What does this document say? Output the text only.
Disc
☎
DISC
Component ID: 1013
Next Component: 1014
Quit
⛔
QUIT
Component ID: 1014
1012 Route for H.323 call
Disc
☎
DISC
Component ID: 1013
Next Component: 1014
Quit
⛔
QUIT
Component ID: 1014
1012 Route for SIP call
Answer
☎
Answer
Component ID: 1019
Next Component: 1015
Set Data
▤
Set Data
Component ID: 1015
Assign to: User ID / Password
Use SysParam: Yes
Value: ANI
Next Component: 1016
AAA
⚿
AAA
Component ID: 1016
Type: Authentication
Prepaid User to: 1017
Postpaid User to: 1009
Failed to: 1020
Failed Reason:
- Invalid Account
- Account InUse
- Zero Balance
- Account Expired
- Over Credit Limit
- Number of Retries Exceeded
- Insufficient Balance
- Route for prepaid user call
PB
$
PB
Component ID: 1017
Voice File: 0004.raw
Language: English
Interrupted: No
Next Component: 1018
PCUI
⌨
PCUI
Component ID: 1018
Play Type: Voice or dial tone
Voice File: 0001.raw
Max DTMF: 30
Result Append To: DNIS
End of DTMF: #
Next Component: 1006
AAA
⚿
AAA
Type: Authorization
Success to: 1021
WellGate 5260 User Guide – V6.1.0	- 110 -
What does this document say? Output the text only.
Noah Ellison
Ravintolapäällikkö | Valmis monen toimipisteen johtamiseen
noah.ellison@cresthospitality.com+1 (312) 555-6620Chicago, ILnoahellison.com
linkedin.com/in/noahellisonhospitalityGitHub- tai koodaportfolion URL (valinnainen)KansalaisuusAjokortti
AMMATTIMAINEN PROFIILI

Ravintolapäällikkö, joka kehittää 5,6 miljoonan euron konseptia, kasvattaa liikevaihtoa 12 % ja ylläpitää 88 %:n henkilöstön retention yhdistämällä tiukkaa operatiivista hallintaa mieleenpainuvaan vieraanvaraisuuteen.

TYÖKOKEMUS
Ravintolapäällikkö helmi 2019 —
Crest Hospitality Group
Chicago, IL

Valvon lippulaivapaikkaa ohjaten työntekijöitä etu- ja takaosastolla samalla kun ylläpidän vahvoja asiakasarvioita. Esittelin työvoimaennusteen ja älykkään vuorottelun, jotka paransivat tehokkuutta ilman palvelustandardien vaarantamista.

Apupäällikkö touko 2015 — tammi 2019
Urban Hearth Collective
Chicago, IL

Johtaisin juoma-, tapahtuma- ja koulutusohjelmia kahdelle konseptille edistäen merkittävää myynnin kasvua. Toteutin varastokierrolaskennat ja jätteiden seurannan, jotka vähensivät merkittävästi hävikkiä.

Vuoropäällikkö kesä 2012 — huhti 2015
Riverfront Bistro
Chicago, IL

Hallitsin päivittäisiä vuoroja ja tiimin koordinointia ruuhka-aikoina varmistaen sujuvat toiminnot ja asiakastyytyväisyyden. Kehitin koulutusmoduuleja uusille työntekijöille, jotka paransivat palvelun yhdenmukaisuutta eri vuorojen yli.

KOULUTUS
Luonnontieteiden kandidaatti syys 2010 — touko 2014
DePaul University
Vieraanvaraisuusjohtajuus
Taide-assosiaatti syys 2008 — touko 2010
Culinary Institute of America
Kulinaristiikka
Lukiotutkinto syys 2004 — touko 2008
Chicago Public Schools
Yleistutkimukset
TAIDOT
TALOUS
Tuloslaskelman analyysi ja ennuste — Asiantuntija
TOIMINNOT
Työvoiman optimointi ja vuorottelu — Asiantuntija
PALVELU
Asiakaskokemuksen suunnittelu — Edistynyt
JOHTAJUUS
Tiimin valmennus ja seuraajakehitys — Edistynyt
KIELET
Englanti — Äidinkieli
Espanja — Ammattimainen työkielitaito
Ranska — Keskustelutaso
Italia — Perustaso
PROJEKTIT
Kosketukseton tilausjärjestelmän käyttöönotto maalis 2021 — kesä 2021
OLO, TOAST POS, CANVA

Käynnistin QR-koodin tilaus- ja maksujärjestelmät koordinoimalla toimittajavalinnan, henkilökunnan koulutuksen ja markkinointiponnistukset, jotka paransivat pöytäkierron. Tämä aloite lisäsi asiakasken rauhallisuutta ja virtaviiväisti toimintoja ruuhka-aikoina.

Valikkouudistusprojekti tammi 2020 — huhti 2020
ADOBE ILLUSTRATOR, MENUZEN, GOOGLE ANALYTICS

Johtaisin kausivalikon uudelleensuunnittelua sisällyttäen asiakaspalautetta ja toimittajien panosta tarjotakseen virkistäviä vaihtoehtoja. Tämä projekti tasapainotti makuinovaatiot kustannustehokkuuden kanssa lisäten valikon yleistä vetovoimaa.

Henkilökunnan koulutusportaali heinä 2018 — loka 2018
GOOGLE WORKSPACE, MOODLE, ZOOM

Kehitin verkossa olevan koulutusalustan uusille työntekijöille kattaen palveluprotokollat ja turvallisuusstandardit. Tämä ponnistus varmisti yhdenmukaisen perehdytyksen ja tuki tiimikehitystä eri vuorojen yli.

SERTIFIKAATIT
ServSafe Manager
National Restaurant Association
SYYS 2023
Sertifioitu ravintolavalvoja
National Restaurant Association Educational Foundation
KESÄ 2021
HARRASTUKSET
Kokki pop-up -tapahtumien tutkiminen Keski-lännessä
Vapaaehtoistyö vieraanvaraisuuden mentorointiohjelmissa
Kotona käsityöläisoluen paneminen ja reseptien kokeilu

- [WHAT NEEDS TO BE DONE]
Return each line in the records that holds the string "Type".

- [RESPONSE TO THIS EXERCISE]
Type: Authentication
Play Type: Voice or dial tone
Type: Authorization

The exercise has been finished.